(Stored records)
▬▬▬▬▬▬▬▬▬▬
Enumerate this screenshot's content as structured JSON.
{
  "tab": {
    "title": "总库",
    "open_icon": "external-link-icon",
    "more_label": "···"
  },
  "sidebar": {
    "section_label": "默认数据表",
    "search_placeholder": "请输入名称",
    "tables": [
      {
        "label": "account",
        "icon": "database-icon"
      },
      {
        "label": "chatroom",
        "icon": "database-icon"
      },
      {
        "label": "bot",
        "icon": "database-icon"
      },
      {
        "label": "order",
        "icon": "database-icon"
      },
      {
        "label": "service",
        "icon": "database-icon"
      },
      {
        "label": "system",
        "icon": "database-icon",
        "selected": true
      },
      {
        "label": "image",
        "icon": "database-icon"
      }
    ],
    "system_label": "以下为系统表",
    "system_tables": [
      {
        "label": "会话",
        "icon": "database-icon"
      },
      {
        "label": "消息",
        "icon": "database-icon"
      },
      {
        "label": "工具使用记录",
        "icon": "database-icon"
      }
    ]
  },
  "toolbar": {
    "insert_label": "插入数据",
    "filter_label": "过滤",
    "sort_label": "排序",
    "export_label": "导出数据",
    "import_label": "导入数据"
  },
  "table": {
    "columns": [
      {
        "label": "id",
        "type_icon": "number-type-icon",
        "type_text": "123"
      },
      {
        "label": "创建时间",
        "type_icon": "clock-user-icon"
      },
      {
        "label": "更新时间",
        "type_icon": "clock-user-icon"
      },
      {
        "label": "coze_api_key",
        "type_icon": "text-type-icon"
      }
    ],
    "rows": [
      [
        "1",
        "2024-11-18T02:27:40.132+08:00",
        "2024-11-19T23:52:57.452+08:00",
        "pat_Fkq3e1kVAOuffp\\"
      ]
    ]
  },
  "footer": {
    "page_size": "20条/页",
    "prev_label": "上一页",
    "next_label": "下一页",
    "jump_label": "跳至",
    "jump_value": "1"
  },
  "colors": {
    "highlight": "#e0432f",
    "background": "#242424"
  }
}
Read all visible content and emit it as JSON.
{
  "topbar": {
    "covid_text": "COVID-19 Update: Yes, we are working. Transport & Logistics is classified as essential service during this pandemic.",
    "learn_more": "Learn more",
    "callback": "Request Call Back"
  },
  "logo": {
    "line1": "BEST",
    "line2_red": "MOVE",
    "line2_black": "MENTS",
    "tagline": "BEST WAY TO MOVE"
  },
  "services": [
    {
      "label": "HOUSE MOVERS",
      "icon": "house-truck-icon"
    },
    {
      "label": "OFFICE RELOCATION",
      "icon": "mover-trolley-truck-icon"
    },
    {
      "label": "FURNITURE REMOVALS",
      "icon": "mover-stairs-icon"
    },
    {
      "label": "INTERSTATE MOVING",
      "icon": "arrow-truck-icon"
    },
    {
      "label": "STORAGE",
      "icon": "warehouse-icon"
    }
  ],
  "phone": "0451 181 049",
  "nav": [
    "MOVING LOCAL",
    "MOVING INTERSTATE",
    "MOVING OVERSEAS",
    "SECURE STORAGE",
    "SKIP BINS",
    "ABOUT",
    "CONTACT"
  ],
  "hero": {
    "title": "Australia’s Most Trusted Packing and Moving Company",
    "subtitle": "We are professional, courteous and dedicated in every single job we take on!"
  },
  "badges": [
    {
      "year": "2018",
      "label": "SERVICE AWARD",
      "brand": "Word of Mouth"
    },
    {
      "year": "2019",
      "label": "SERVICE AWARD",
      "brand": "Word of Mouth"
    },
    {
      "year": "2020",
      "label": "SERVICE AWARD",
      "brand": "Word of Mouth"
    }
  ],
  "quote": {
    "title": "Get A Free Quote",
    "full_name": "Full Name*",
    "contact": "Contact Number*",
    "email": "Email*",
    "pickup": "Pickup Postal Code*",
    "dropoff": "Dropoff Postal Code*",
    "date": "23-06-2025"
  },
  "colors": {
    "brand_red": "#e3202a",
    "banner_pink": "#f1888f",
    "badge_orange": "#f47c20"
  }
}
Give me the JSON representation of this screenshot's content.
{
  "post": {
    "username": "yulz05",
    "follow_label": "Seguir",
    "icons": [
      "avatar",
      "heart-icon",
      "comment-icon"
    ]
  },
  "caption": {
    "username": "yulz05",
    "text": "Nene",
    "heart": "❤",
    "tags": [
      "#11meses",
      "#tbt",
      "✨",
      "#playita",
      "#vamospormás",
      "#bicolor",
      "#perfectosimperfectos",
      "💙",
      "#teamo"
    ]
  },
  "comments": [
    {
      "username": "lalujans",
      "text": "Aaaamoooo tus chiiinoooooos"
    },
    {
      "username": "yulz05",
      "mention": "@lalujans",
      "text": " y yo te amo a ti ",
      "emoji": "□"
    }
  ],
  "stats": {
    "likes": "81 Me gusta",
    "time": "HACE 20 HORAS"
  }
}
▬▬▬▬▬▬▬▬▬▬
- Your goal
The records above should be duplicated in full, exactly as given.

- Task answer
Enumerate this screenshot's content as structured JSON.
{
  "tab": {
    "title": "总库",
    "open_icon": "external-link-icon",
    "more_label": "···"
  },
  "sidebar": {
    "section_label": "默认数据表",
    "search_placeholder": "请输入名称",
    "tables": [
      {
        "label": "account",
        "icon": "database-icon"
      },
      {
        "label": "chatroom",
        "icon": "database-icon"
      },
      {
        "label": "bot",
        "icon": "database-icon"
      },
      {
        "label": "order",
        "icon": "database-icon"
      },
      {
        "label": "service",
        "icon": "database-icon"
      },
      {
        "label": "system",
        "icon": "database-icon",
        "selected": true
      },
      {
        "label": "image",
        "icon": "database-icon"
      }
    ],
    "system_label": "以下为系统表",
    "system_tables": [
      {
        "label": "会话",
        "icon": "database-icon"
      },
      {
        "label": "消息",
        "icon": "database-icon"
      },
      {
        "label": "工具使用记录",
        "icon": "database-icon"
      }
    ]
  },
  "toolbar": {
    "insert_label": "插入数据",
    "filter_label": "过滤",
    "sort_label": "排序",
    "export_label": "导出数据",
    "import_label": "导入数据"
  },
  "table": {
    "columns": [
      {
        "label": "id",
        "type_icon": "number-type-icon",
        "type_text": "123"
      },
      {
        "label": "创建时间",
        "type_icon": "clock-user-icon"
      },
      {
        "label": "更新时间",
        "type_icon": "clock-user-icon"
      },
      {
        "label": "coze_api_key",
        "type_icon": "text-type-icon"
      }
    ],
    "rows": [
      [
        "1",
        "2024-11-18T02:27:40.132+08:00",
        "2024-11-19T23:52:57.452+08:00",
        "pat_Fkq3e1kVAOuffp\\"
      ]
    ]
  },
  "footer": {
    "page_size": "20条/页",
    "prev_label": "上一页",
    "next_label": "下一页",
    "jump_label": "跳至",
    "jump_value": "1"
  },
  "colors": {
    "highlight": "#e0432f",
    "background": "#242424"
  }
}
Read all visible content and emit it as JSON.
{
  "topbar": {
    "covid_text": "COVID-19 Update: Yes, we are working. Transport & Logistics is classified as essential service during this pandemic.",
    "learn_more": "Learn more",
    "callback": "Request Call Back"
  },
  "logo": {
    "line1": "BEST",
    "line2_red": "MOVE",
    "line2_black": "MENTS",
    "tagline": "BEST WAY TO MOVE"
  },
  "services": [
    {
      "label": "HOUSE MOVERS",
      "icon": "house-truck-icon"
    },
    {
      "label": "OFFICE RELOCATION",
      "icon": "mover-trolley-truck-icon"
    },
    {
      "label": "FURNITURE REMOVALS",
      "icon": "mover-stairs-icon"
    },
    {
      "label": "INTERSTATE MOVING",
      "icon": "arrow-truck-icon"
    },
    {
      "label": "STORAGE",
      "icon": "warehouse-icon"
    }
  ],
  "phone": "0451 181 049",
  "nav": [
    "MOVING LOCAL",
    "MOVING INTERSTATE",
    "MOVING OVERSEAS",
    "SECURE STORAGE",
    "SKIP BINS",
    "ABOUT",
    "CONTACT"
  ],
  "hero": {
    "title": "Australia’s Most Trusted Packing and Moving Company",
    "subtitle": "We are professional, courteous and dedicated in every single job we take on!"
  },
  "badges": [
    {
      "year": "2018",
      "label": "SERVICE AWARD",
      "brand": "Word of Mouth"
    },
    {
      "year": "2019",
      "label": "SERVICE AWARD",
      "brand": "Word of Mouth"
    },
    {
      "year": "2020",
      "label": "SERVICE AWARD",
      "brand": "Word of Mouth"
    }
  ],
  "quote": {
    "title": "Get A Free Quote",
    "full_name": "Full Name*",
    "contact": "Contact Number*",
    "email": "Email*",
    "pickup": "Pickup Postal Code*",
    "dropoff": "Dropoff Postal Code*",
    "date": "23-06-2025"
  },
  "colors": {
    "brand_red": "#e3202a",
    "banner_pink": "#f1888f",
    "badge_orange": "#f47c20"
  }
}
Give me the JSON representation of this screenshot's content.
{
  "post": {
    "username": "yulz05",
    "follow_label": "Seguir",
    "icons": [
      "avatar",
      "heart-icon",
      "comment-icon"
    ]
  },
  "caption": {
    "username": "yulz05",
    "text": "Nene",
    "heart": "❤",
    "tags": [
      "#11meses",
      "#tbt",
      "✨",
      "#playita",
      "#vamospormás",
      "#bicolor",
      "#perfectosimperfectos",
      "💙",
      "#teamo"
    ]
  },
  "comments": [
    {
      "username": "lalujans",
      "text": "Aaaamoooo tus chiiinoooooos"
    },
    {
      "username": "yulz05",
      "mention": "@lalujans",
      "text": " y yo te amo a ti ",
      "emoji": "□"
    }
  ],
  "stats": {
    "likes": "81 Me gusta",
    "time": "HACE 20 HORAS"
  }
}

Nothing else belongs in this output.